(Excerpt)
_ _ _ _
Note that a Data Class & Rules Library is different from a Data Class Map, which would be the final product of a pre-FieldShield Schema Data Class Search or Directory Data Class Search. Those wizards use a Data Class & Rules Library to perform data classification and produce further-modifiable mappings of rules to fields in structured targets. IRI now also features AI-driven data classification for databases that contributes to this ecosystem.

Editors Note: The information in this article supersedes earlier documentation on data class creation in IRI Workbench versions downloaded prior to December 2023 and that an upcoming article covers auto-migration of your data classes and masking rules to the new, improved framework described herein.

What is Data Classification?

Depending on who you ask, the meaning of data classification may differ. At IRI, data classification refers to the act of cataloging and defining specific types of data – like email addresses, ID numbers, and company names – into unique, abstract categories of data called Data Classes, based on certain attributes or traits.

IRI Data Class and Rule Library

IRI Data Classes and IRI Rules are stored in a file called IRI Data Class and Rule Library.

IRI Data Class (& Rules) Library Form Editor

Every new IRI Project produced in IRI Workbench comes with an empty Data Class and Rule Library with a file extension of .dcrlib. This library is where Data Classes and Rules are created and stored.

Every FieldShield Job and DarkShield Job requires at least one Data Class to be present in a project’s IRI Data Class and Rules Library. To create, edit, and remove Data Classes and Rules, you must use the IRI Library Form Editor. The IRI Library Form Editor provides a non-modal graphical user interface that allows for the configuration of the IRI Data Class and Rules Library.
_ _ _ _
(Data entries)
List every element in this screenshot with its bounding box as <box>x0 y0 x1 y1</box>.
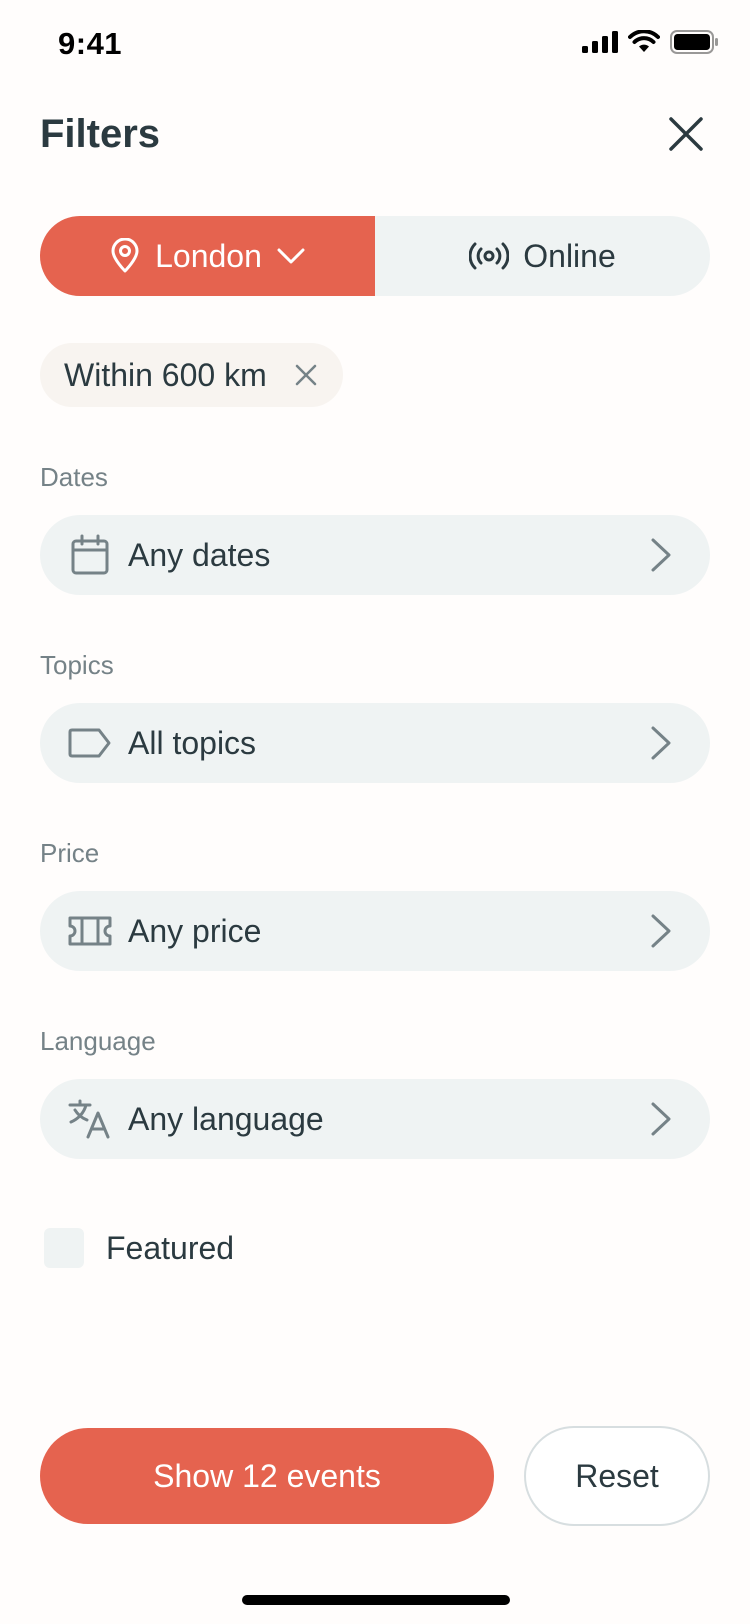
translate-icon <box>68 1097 112 1141</box>
price-section-label: Price <box>40 838 100 868</box>
dates-filter-row[interactable]: Any dates <box>40 515 710 595</box>
price-filter-value: Any price <box>128 912 262 949</box>
battery-icon <box>670 30 718 54</box>
language-filter-value: Any language <box>128 1100 324 1137</box>
online-button[interactable]: Online <box>375 216 710 296</box>
close-button[interactable] <box>662 110 710 158</box>
reset-button[interactable]: Reset <box>524 1426 710 1526</box>
map-pin-icon <box>111 238 139 273</box>
close-icon <box>669 117 703 151</box>
topics-filter-value: All topics <box>128 724 257 761</box>
location-city-label: London <box>155 237 262 274</box>
calendar-icon <box>68 533 112 577</box>
broadcast-icon <box>469 242 510 270</box>
status-bar: 9:41 <box>0 0 750 92</box>
chevron-right-icon <box>646 1099 676 1139</box>
chevron-right-icon <box>646 535 676 575</box>
tag-icon <box>68 721 112 765</box>
wifi-icon <box>628 30 660 52</box>
language-section-label: Language <box>40 1026 156 1056</box>
show-events-button[interactable]: Show 12 events <box>40 1428 494 1524</box>
close-icon <box>295 364 316 386</box>
language-filter-row[interactable]: Any language <box>40 1079 710 1159</box>
distance-chip: Within 600 km <box>40 343 343 407</box>
featured-checkbox[interactable] <box>44 1228 84 1268</box>
distance-chip-label: Within 600 km <box>64 356 267 393</box>
ticket-icon <box>68 909 112 953</box>
remove-distance-button[interactable] <box>295 364 317 386</box>
featured-label: Featured <box>106 1229 235 1266</box>
price-filter-row[interactable]: Any price <box>40 891 710 971</box>
chevron-right-icon <box>646 723 676 763</box>
topics-section-label: Topics <box>40 650 114 680</box>
dates-section-label: Dates <box>40 462 108 492</box>
chevron-right-icon <box>646 911 676 951</box>
status-time: 9:41 <box>58 26 123 61</box>
header: Filters <box>40 110 710 170</box>
featured-checkbox-row[interactable]: Featured <box>44 1228 234 1268</box>
topics-filter-row[interactable]: All topics <box>40 703 710 783</box>
online-label: Online <box>523 237 616 274</box>
page-title: Filters <box>40 112 161 156</box>
cellular-signal-icon <box>582 31 618 53</box>
location-city-button[interactable]: London <box>40 216 375 296</box>
home-indicator <box>242 1595 510 1605</box>
dates-filter-value: Any dates <box>128 536 271 573</box>
status-icons <box>582 30 718 54</box>
location-toggle: London Online <box>40 216 710 296</box>
chevron-down-icon <box>277 248 305 264</box>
_ _ _ _
(Your instructions) Carry the excerpt on IRI data classification and the Data Class and Rule Library forward from its final sentence.

(Answer to this task)
To open the IRI Library Form Editor, double-click on the iriLibrary.dcrlib file inside your project folder. This in turn opens the respective form editor attached to the iriLibrary.dcrlib file inside Workbench as a non-modal wizard page.

In the form editor, you can add Data Class Groups, Data Classes and their associated Search Matchers and default Rule, and also Rules not associated with any of the Data Classes. These unassigned Rules can later be used to overwrite the default Rule assigned to each Data Class.

Data Classes

Data Classes provide convenience, consistency, and the ability to support the needs of data architects and governance teams by providing a more granular level of control on what is considered, discovered, and treated as PII. Data Classes consist of Search Matchers, a default Rule, and RDB Column Type filters (only applicable to Relational Databases).

By default when a new IRI Project is created a Data Class Rules Library comes preloaded with several Data Classes with some default Rules assigned. To add a new Data Class to the library, double click the green tag at the top of the form editor to start creating a Data Class. After clicking the green tag, a page will appear to prompt the user with a unique name for the Data Class you are creating.

Note that there can not be multiple Data Classes with the same name. Click Ok and a new Data Class should populate the library.

For example:

Data Class Groups

A Data Class Group is a container for a group of data classes. Each Data Class Group can have a default Rule assigned by the user.

By assigning a default Rule to a Data Class Group, any Data Classes within a Data Class Group that have no default Rule assigned will instead inherit the default Rule of the parent Data Class Group. Otherwise, if the Data Class in a Group has a default Rule, that Rule will be used instead of the Data Class Group’s default Rule. Grouping Data Classes together can also be useful for categorization and logging purposes.

Another optional feature of Data Class Groups is the ability to further categorize Data Classes according to their level of sensitivity. Sensitivity level groups are Data Class Groups with an assigned priority level. Higher priority groups typically have more restrictive masking functions assigned to them.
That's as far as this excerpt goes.